▶ **WHAT YOU SHOULD DO**
Extract every line where the string "venons" appears.

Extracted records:

»»

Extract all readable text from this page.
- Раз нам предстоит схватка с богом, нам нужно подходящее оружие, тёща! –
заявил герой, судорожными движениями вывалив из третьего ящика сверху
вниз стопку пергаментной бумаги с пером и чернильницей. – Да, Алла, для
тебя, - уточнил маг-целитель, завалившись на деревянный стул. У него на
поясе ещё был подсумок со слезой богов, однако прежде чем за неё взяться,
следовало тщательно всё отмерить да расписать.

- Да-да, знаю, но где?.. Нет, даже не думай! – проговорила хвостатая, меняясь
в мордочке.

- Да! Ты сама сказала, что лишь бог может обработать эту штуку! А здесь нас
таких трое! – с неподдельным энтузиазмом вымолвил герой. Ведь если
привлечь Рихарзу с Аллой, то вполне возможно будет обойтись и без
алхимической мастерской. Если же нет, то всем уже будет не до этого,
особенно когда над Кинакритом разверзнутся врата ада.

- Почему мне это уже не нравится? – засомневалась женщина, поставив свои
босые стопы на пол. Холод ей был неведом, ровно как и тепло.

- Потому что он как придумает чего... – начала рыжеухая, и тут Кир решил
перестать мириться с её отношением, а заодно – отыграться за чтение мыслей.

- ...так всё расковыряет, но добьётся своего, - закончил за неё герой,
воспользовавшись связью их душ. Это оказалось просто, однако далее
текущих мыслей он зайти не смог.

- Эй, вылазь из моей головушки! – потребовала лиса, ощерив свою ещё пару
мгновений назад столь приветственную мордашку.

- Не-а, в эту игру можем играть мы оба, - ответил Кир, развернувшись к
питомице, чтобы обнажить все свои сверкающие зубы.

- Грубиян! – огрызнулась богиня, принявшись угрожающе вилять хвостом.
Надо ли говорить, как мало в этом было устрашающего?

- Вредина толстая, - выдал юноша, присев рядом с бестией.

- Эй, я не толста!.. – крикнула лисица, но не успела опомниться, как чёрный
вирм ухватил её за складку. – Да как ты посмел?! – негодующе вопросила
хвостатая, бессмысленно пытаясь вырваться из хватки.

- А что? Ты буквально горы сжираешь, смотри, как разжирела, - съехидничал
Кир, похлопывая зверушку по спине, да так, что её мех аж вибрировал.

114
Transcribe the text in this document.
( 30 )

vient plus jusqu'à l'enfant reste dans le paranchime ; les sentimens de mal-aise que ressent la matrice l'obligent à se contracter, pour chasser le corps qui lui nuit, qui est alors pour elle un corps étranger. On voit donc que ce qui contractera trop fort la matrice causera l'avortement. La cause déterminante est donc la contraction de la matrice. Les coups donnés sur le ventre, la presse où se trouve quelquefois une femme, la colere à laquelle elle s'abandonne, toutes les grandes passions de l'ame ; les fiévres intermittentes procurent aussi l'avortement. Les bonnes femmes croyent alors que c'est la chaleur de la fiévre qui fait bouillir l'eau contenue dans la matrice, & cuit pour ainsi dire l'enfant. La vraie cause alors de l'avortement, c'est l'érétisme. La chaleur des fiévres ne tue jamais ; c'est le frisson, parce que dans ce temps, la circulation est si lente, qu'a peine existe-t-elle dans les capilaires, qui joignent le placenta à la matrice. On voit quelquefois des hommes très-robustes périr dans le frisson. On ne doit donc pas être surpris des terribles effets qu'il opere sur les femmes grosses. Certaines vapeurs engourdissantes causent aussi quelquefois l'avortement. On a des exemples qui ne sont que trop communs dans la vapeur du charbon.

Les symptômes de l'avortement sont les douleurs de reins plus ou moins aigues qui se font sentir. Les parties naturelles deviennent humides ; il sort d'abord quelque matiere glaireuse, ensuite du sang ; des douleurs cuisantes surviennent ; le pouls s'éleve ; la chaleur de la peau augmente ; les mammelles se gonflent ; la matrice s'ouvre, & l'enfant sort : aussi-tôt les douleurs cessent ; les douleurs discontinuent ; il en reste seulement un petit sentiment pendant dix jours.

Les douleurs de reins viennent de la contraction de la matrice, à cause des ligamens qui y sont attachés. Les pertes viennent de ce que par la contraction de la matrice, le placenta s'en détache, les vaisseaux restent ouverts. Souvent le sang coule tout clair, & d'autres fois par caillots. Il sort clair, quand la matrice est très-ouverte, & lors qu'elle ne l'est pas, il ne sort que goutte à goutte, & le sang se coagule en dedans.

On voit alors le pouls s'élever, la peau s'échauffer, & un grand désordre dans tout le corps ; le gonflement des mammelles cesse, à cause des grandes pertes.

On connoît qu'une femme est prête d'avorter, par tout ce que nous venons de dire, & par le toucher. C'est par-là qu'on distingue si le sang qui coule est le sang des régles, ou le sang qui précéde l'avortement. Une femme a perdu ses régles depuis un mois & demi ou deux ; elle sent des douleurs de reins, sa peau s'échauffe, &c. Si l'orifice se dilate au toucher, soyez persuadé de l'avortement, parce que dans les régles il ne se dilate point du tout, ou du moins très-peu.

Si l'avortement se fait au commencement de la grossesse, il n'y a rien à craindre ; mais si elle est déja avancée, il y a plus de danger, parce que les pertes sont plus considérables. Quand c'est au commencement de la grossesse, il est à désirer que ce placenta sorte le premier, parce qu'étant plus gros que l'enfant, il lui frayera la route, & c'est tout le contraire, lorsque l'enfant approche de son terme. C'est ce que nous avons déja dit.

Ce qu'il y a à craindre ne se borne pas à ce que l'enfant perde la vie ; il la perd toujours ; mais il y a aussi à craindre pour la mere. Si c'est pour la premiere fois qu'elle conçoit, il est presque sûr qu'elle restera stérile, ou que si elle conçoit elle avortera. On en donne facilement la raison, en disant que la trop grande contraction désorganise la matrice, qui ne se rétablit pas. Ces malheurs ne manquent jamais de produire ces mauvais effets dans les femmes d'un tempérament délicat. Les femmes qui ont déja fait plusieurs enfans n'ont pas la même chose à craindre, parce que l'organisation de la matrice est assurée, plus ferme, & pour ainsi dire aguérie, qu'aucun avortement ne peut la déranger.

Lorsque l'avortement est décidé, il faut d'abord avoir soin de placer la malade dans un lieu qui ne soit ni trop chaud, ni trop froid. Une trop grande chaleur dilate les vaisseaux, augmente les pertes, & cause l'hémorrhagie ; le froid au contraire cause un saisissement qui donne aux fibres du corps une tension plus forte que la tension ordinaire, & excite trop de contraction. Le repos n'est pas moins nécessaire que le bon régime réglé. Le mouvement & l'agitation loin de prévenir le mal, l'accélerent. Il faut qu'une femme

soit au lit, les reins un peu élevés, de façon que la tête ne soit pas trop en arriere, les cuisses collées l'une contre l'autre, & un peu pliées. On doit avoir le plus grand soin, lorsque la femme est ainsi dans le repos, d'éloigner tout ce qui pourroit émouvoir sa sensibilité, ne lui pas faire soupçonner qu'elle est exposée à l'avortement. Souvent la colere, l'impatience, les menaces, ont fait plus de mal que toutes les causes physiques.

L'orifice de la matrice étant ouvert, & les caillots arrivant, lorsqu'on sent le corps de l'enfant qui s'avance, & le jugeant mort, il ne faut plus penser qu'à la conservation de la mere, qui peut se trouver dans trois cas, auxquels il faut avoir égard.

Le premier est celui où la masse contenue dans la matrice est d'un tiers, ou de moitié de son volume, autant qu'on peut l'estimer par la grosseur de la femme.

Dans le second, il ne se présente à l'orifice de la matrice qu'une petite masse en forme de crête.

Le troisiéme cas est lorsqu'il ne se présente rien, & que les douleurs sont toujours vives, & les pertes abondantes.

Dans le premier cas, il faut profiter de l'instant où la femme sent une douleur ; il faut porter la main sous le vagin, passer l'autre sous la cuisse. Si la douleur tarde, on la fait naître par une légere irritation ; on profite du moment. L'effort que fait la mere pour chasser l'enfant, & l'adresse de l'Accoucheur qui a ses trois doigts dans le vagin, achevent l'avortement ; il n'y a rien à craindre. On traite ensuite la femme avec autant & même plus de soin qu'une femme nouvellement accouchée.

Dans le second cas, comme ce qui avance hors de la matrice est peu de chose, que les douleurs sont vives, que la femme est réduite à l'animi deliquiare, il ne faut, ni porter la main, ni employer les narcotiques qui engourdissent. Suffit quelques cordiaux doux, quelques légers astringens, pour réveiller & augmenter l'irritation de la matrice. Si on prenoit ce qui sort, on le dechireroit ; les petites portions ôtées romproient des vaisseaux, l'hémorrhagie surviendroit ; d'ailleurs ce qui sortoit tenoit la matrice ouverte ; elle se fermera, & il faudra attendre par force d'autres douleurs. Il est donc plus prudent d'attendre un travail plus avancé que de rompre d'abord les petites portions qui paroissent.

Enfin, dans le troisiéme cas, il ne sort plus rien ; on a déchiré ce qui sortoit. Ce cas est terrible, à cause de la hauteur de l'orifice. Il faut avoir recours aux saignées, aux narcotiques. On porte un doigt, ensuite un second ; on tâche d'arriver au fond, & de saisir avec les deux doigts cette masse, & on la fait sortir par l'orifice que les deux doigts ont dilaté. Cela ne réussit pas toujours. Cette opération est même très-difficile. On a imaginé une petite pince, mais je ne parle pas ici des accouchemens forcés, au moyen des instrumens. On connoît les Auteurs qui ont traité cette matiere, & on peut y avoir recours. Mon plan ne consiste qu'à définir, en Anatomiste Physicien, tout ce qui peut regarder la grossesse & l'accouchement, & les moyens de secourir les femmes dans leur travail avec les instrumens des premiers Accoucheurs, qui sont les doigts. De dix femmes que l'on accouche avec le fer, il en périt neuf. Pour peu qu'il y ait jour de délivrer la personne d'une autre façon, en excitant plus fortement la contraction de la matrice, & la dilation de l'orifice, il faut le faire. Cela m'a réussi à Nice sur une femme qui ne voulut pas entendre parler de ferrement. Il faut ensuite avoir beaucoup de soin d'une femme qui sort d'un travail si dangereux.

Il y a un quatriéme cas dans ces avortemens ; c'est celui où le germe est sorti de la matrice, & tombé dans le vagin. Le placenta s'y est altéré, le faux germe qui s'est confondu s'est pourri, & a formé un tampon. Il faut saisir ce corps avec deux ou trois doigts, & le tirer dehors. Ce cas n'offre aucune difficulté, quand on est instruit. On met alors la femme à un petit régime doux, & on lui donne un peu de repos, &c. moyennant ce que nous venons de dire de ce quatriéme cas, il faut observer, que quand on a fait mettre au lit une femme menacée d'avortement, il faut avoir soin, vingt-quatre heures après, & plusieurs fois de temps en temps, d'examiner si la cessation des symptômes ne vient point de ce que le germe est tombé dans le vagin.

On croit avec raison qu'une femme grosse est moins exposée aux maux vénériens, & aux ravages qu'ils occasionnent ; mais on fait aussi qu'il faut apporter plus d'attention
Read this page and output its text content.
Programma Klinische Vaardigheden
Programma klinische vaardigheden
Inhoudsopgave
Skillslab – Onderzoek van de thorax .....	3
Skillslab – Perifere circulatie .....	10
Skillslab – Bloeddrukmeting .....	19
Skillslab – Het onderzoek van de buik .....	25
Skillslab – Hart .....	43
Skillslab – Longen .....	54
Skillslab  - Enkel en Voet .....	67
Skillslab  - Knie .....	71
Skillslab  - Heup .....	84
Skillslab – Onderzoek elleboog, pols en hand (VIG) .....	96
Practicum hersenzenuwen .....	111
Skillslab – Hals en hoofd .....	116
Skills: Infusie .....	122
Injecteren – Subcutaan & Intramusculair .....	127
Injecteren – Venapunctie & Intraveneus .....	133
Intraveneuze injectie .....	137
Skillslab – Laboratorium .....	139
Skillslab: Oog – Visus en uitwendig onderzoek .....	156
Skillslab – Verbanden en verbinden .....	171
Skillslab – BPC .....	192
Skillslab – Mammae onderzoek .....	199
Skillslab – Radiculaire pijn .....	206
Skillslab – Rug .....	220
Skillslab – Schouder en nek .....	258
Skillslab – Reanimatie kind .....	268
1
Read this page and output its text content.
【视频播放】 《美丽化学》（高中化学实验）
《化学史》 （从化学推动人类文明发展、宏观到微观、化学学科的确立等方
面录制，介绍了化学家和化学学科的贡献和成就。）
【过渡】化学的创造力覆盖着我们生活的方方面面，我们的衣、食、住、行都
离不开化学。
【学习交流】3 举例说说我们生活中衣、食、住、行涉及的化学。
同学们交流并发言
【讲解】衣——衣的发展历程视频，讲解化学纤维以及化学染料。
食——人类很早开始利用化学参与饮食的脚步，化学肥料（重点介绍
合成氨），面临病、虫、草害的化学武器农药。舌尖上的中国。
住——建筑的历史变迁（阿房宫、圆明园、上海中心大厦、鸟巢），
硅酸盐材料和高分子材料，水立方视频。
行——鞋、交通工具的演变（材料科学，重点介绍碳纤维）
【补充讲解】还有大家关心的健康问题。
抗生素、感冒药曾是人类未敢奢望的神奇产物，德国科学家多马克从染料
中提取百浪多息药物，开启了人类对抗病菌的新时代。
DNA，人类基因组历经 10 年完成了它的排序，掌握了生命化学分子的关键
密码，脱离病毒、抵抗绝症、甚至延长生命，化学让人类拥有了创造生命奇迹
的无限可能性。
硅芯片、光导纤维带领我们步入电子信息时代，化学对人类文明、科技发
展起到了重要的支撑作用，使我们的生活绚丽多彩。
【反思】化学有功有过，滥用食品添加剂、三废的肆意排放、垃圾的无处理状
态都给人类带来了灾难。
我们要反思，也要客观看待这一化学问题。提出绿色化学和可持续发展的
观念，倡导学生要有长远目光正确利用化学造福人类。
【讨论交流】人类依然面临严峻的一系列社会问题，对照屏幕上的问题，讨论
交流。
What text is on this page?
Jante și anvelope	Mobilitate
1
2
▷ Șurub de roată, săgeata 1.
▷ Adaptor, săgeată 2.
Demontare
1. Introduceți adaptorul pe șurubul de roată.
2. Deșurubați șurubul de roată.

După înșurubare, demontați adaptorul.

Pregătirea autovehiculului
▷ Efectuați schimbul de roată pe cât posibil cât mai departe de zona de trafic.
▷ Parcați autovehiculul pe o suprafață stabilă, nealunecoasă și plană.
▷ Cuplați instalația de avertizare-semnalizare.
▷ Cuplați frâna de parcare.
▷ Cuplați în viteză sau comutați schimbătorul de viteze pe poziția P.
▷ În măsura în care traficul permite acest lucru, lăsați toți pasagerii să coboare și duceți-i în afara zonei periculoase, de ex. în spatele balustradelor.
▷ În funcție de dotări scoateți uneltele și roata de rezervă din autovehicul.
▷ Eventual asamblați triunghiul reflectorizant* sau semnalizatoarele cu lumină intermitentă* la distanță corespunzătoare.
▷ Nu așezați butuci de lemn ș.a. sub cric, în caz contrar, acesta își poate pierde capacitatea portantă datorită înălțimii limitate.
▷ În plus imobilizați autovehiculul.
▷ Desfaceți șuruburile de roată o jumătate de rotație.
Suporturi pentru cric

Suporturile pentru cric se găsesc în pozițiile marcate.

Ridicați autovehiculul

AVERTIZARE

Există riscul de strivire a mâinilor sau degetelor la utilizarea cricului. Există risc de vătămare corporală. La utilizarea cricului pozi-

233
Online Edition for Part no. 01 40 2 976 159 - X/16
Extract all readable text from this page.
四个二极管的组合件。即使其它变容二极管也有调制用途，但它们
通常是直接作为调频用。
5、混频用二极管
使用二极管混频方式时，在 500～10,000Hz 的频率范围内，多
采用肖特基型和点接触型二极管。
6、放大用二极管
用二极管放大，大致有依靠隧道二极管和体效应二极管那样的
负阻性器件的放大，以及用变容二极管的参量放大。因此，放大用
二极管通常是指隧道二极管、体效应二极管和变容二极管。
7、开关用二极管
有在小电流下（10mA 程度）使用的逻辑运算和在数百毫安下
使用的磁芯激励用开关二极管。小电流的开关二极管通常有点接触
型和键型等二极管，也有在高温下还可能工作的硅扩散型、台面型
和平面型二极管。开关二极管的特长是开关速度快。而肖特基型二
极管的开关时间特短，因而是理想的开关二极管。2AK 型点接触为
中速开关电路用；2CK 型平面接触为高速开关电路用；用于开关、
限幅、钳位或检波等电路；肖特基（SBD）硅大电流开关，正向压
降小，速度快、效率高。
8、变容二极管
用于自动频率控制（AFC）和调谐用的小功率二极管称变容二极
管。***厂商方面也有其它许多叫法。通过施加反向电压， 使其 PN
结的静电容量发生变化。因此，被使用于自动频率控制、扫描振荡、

««

▶ **TASK RESULT**
On connoît qu'une femme est prête d'avorter, par tout ce que nous venons de dire, & par le toucher. C'est par-là qu'on distingue si le sang qui coule est le sang des régles, ou le sang qui précéde l'avortement. Une femme a perdu ses régles depuis un mois & demi ou deux ; elle sent des douleurs de reins, sa peau s'échauffe, &c. Si l'orifice se dilate au toucher, soyez persuadé de l'avortement, parce que dans les régles il ne se dilate point du tout, ou du moins très-peu.
Il y a un quatriéme cas dans ces avortemens ; c'est celui où le germe est sorti de la matrice, & tombé dans le vagin. Le placenta s'y est altéré, le faux germe qui s'est confondu s'est pourri, & a formé un tampon. Il faut saisir ce corps avec deux ou trois doigts, & le tirer dehors. Ce cas n'offre aucune difficulté, quand on est instruit. On met alors la femme à un petit régime doux, & on lui donne un peu de repos, &c. moyennant ce que nous venons de dire de ce quatriéme cas, il faut observer, que quand on a fait mettre au lit une femme menacée d'avortement, il faut avoir soin, vingt-quatre heures après, & plusieurs fois de temps en temps, d'examiner si la cessation des symptômes ne vient point de ce que le germe est tombé dans le vagin.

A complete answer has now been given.